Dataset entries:
▬▬▬▬▬▬▬▬▬▬

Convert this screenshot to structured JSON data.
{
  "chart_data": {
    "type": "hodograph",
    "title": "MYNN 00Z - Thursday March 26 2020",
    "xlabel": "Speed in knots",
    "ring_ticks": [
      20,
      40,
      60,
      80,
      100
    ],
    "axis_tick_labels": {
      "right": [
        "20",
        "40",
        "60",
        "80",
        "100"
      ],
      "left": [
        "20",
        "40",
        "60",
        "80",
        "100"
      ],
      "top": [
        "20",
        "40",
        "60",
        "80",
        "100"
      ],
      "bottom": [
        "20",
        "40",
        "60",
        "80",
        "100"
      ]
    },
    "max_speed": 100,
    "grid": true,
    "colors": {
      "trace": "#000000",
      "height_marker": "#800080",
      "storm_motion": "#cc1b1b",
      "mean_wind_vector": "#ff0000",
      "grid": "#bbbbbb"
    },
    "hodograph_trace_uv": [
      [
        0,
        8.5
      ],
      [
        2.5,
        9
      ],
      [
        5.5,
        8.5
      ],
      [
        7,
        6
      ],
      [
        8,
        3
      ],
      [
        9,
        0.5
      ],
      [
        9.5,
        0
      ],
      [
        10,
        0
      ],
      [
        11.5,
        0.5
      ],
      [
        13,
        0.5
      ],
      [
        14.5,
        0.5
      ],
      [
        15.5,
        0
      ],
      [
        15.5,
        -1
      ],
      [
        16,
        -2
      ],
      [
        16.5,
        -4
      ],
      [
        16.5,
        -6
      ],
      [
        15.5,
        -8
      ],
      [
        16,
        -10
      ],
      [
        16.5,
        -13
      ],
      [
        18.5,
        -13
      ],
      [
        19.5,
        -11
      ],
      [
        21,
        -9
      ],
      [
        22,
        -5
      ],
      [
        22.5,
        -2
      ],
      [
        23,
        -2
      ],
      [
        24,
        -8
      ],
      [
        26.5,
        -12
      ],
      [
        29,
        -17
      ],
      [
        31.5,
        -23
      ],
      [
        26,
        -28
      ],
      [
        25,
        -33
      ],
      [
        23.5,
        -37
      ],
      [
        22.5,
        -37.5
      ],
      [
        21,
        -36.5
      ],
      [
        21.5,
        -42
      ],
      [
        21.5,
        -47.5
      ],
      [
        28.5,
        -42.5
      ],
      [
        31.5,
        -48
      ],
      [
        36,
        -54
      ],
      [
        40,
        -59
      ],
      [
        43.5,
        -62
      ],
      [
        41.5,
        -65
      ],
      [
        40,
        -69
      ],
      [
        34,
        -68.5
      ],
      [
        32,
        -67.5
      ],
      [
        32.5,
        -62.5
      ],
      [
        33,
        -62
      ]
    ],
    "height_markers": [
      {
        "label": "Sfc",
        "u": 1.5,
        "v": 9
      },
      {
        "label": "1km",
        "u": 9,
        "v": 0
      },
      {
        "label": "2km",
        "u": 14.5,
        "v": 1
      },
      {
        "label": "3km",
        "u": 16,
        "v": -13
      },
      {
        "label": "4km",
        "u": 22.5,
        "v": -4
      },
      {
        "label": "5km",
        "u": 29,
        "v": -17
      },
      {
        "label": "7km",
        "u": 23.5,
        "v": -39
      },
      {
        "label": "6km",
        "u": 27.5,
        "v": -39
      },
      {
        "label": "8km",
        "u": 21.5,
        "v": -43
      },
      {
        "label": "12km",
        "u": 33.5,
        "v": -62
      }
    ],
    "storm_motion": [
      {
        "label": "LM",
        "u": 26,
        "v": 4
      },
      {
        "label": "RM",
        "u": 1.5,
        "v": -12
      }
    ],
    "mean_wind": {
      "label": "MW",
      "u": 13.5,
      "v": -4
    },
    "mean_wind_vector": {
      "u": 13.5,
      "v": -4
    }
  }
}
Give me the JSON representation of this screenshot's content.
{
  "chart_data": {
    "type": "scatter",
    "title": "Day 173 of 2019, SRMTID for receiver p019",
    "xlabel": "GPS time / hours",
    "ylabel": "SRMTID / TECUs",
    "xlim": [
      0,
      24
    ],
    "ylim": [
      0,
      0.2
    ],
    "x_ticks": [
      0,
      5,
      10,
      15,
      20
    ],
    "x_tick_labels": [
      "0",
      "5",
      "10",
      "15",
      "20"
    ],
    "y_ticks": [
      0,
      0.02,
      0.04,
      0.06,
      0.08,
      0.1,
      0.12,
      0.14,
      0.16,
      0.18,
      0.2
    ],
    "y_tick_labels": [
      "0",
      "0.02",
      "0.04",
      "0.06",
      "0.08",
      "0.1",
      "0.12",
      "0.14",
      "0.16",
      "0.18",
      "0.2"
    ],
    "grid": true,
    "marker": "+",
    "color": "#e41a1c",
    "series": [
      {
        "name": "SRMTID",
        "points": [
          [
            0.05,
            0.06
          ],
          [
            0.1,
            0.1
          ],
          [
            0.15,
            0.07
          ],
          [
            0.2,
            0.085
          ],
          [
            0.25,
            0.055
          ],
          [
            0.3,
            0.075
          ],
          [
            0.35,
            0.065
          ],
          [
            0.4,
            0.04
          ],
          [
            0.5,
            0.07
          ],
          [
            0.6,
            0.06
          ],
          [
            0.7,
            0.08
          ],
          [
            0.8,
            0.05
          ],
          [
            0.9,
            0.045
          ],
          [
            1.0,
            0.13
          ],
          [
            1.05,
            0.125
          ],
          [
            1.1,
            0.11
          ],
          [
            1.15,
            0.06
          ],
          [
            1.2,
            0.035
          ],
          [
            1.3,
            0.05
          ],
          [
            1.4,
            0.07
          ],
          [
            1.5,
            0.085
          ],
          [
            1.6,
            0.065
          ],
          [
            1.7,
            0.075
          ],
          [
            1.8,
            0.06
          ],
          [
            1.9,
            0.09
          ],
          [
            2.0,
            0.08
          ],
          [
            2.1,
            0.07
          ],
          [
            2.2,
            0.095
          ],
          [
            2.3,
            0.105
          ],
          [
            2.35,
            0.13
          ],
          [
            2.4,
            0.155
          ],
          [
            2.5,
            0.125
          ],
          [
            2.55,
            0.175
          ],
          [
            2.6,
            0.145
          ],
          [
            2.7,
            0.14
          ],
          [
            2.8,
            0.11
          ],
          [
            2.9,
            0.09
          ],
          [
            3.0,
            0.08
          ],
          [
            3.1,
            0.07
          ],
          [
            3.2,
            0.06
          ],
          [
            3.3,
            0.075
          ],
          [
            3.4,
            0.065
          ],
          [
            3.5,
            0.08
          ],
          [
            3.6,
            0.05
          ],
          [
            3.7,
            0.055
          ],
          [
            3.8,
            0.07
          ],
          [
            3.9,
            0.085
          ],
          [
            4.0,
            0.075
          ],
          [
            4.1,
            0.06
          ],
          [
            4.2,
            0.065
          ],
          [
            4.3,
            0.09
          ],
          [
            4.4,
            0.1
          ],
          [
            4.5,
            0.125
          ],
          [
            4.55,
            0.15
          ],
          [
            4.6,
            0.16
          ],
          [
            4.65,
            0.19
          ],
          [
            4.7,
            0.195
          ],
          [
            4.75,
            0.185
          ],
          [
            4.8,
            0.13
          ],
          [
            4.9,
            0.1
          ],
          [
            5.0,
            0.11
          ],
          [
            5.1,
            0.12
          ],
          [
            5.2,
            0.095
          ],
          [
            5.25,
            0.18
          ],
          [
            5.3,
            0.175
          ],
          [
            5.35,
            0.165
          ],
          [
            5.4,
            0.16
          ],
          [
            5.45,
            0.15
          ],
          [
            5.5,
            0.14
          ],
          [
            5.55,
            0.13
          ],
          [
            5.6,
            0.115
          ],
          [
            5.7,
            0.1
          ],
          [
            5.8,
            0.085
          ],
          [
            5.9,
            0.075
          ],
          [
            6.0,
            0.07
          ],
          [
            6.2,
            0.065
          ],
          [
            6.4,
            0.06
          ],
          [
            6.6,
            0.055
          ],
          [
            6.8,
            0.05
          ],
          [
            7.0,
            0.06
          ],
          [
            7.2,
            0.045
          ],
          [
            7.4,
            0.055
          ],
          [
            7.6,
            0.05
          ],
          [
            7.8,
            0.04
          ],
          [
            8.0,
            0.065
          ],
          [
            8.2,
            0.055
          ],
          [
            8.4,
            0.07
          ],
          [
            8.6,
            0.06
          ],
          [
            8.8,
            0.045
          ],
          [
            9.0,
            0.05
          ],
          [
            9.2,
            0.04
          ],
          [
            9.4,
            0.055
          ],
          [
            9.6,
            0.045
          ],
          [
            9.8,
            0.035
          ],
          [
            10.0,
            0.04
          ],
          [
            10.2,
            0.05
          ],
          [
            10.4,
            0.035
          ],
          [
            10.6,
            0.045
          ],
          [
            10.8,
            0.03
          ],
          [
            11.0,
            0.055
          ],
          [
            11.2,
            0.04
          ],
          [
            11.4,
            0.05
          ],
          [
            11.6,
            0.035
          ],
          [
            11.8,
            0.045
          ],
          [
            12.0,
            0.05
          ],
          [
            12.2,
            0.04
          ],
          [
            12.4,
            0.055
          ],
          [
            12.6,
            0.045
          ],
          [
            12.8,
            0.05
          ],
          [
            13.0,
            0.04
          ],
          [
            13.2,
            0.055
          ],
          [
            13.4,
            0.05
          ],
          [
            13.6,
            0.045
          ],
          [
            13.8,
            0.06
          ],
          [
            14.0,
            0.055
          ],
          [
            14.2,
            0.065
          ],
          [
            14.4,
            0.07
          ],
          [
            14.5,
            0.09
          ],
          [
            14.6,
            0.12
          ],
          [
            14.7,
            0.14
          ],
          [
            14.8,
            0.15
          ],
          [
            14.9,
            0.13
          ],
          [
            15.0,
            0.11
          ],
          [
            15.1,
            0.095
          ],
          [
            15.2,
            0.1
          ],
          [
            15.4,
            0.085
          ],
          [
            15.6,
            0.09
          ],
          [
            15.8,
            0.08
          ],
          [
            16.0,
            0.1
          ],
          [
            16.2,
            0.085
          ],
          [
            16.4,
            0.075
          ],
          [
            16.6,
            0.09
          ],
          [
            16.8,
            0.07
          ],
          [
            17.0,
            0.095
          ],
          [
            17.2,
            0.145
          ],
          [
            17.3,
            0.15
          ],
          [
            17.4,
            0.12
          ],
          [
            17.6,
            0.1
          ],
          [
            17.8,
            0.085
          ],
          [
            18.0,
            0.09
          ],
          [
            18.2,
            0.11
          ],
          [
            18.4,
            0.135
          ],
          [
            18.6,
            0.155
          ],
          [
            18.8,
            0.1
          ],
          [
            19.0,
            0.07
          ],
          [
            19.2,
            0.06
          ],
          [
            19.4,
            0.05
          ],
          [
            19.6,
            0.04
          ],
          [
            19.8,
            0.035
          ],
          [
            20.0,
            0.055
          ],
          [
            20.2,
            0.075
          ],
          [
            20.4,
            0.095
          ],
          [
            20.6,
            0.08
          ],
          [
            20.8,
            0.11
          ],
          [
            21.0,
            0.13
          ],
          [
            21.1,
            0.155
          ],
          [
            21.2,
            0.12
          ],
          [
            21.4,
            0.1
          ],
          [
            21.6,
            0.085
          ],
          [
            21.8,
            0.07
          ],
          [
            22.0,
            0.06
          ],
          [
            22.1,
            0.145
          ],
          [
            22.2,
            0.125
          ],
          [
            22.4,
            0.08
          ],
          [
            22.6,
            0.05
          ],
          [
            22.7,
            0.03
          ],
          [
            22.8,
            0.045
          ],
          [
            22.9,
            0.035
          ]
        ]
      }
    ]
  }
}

▬▬▬▬▬▬▬▬▬▬

Task description: Collect the lines of the data that carry the word "screenshot".

Reply to the exercise:
Convert this screenshot to structured JSON data.
Give me the JSON representation of this screenshot's content.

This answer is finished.